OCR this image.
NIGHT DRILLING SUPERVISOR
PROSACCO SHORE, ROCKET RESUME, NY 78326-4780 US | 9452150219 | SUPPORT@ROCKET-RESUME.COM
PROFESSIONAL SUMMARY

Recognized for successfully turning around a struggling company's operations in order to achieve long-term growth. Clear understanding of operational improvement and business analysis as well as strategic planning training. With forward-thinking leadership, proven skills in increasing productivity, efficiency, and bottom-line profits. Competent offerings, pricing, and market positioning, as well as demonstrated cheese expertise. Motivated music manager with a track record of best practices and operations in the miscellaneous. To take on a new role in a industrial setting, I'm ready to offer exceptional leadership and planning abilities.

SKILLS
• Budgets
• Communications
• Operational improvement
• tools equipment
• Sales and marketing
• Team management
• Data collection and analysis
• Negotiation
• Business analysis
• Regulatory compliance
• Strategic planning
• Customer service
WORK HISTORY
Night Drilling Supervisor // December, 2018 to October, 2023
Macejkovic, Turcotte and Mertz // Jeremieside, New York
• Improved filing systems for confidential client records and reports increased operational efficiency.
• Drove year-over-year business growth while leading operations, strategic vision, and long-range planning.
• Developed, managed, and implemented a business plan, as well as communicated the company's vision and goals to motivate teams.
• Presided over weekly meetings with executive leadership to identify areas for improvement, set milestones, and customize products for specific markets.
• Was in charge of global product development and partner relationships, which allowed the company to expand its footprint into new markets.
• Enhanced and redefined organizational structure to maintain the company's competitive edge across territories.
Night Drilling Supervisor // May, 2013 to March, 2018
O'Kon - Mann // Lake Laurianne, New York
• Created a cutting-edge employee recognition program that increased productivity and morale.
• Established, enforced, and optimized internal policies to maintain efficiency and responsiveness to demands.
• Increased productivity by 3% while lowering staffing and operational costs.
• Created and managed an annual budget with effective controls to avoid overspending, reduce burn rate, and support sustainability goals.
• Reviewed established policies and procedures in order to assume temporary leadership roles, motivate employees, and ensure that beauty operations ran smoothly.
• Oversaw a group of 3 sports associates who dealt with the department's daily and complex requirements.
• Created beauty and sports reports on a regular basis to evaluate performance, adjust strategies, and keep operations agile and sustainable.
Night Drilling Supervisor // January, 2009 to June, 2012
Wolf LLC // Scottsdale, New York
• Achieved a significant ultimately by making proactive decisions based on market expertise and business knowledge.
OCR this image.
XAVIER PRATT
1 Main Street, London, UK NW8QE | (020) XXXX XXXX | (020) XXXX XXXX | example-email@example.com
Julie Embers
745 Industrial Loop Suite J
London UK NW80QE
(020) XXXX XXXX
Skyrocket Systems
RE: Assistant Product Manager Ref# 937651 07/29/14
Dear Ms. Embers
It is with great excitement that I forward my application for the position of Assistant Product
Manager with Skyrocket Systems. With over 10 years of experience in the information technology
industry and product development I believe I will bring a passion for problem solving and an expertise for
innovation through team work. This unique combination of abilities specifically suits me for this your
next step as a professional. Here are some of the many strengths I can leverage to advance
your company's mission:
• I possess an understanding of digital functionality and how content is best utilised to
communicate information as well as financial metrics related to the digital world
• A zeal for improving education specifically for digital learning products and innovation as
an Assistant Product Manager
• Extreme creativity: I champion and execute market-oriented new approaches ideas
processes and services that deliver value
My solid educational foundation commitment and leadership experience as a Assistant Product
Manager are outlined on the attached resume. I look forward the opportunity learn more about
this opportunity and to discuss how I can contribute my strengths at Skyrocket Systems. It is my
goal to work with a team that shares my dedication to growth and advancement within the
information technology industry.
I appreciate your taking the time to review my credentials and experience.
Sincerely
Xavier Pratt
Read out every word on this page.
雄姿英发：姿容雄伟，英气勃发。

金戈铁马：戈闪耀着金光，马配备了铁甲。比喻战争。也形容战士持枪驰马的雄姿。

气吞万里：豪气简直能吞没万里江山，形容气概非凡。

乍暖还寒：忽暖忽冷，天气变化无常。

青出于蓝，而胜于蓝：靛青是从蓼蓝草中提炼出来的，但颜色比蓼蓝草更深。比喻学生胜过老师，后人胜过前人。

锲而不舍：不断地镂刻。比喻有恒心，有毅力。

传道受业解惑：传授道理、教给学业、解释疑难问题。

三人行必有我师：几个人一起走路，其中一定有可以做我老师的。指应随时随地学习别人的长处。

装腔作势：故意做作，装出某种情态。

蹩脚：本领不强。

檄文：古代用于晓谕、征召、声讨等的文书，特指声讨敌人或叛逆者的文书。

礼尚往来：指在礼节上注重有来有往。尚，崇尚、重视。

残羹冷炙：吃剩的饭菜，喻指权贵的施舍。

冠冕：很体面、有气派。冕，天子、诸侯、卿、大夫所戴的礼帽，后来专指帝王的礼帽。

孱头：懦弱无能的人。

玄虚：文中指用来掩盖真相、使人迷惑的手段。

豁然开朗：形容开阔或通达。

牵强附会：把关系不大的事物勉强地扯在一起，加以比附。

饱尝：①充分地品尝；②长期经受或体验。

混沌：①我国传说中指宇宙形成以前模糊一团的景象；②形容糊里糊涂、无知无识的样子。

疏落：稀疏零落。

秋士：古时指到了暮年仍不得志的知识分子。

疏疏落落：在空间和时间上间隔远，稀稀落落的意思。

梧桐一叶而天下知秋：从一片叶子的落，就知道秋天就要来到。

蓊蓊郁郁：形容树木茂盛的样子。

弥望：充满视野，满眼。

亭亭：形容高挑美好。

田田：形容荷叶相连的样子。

** Aim **
Give only the number of lines in the records that include the word "XXXX".

** Finished answer **
2